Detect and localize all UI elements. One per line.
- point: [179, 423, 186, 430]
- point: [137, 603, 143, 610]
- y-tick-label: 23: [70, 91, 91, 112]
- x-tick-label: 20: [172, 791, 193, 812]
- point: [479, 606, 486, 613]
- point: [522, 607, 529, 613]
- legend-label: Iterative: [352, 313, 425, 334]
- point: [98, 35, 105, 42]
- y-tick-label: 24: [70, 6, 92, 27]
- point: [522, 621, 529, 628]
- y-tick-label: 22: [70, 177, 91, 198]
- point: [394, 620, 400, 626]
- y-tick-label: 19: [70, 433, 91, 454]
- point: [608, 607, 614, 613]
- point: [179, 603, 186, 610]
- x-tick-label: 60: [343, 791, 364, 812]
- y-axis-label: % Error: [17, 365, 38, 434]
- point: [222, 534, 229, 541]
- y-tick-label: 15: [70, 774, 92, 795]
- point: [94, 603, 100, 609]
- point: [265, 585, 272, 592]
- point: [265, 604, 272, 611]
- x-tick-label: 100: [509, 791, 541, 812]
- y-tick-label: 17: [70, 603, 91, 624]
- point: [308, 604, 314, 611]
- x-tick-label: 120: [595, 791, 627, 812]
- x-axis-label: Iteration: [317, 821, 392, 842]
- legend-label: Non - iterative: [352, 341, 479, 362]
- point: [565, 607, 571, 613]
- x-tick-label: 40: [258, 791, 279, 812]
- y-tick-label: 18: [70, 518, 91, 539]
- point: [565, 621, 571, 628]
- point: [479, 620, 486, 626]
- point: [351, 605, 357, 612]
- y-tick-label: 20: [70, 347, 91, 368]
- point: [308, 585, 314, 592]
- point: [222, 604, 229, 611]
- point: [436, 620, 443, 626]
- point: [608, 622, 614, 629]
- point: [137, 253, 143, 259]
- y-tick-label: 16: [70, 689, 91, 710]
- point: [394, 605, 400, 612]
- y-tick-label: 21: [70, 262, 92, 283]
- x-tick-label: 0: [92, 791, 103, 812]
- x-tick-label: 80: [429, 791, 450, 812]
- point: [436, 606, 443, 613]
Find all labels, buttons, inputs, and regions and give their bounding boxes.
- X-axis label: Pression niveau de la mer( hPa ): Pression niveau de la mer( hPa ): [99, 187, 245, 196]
....
* Exercise objective: Reproduce all of the entries above, swapping "bounding boxes" for "box coordinates" and leaving everything else unchanged.

* Problem solution:
Detect and localize all UI elements. One per line.
- point: [179, 423, 186, 430]
- point: [137, 603, 143, 610]
- y-tick-label: 23: [70, 91, 91, 112]
- x-tick-label: 20: [172, 791, 193, 812]
- point: [479, 606, 486, 613]
- point: [522, 607, 529, 613]
- legend-label: Iterative: [352, 313, 425, 334]
- point: [98, 35, 105, 42]
- y-tick-label: 24: [70, 6, 92, 27]
- point: [522, 621, 529, 628]
- y-tick-label: 22: [70, 177, 91, 198]
- point: [394, 620, 400, 626]
- y-tick-label: 19: [70, 433, 91, 454]
- point: [608, 607, 614, 613]
- point: [179, 603, 186, 610]
- x-tick-label: 60: [343, 791, 364, 812]
- y-axis-label: % Error: [17, 365, 38, 434]
- point: [222, 534, 229, 541]
- y-tick-label: 15: [70, 774, 92, 795]
- point: [94, 603, 100, 609]
- point: [265, 585, 272, 592]
- point: [265, 604, 272, 611]
- x-tick-label: 100: [509, 791, 541, 812]
- y-tick-label: 17: [70, 603, 91, 624]
- point: [308, 604, 314, 611]
- x-tick-label: 120: [595, 791, 627, 812]
- x-axis-label: Iteration: [317, 821, 392, 842]
- legend-label: Non - iterative: [352, 341, 479, 362]
- point: [565, 607, 571, 613]
- x-tick-label: 40: [258, 791, 279, 812]
- y-tick-label: 18: [70, 518, 91, 539]
- point: [565, 621, 571, 628]
- point: [479, 620, 486, 626]
- point: [351, 605, 357, 612]
- y-tick-label: 20: [70, 347, 91, 368]
- point: [308, 585, 314, 592]
- point: [222, 604, 229, 611]
- point: [436, 620, 443, 626]
- point: [608, 622, 614, 629]
- point: [137, 253, 143, 259]
- y-tick-label: 16: [70, 689, 91, 710]
- point: [394, 605, 400, 612]
- y-tick-label: 21: [70, 262, 92, 283]
- x-tick-label: 0: [92, 791, 103, 812]
- x-tick-label: 80: [429, 791, 450, 812]
- point: [436, 606, 443, 613]
Find all labels, buttons, inputs, and regions and give their box coordinates.
- X-axis label: Pression niveau de la mer( hPa ): Pression niveau de la mer( hPa ): [99, 187, 245, 196]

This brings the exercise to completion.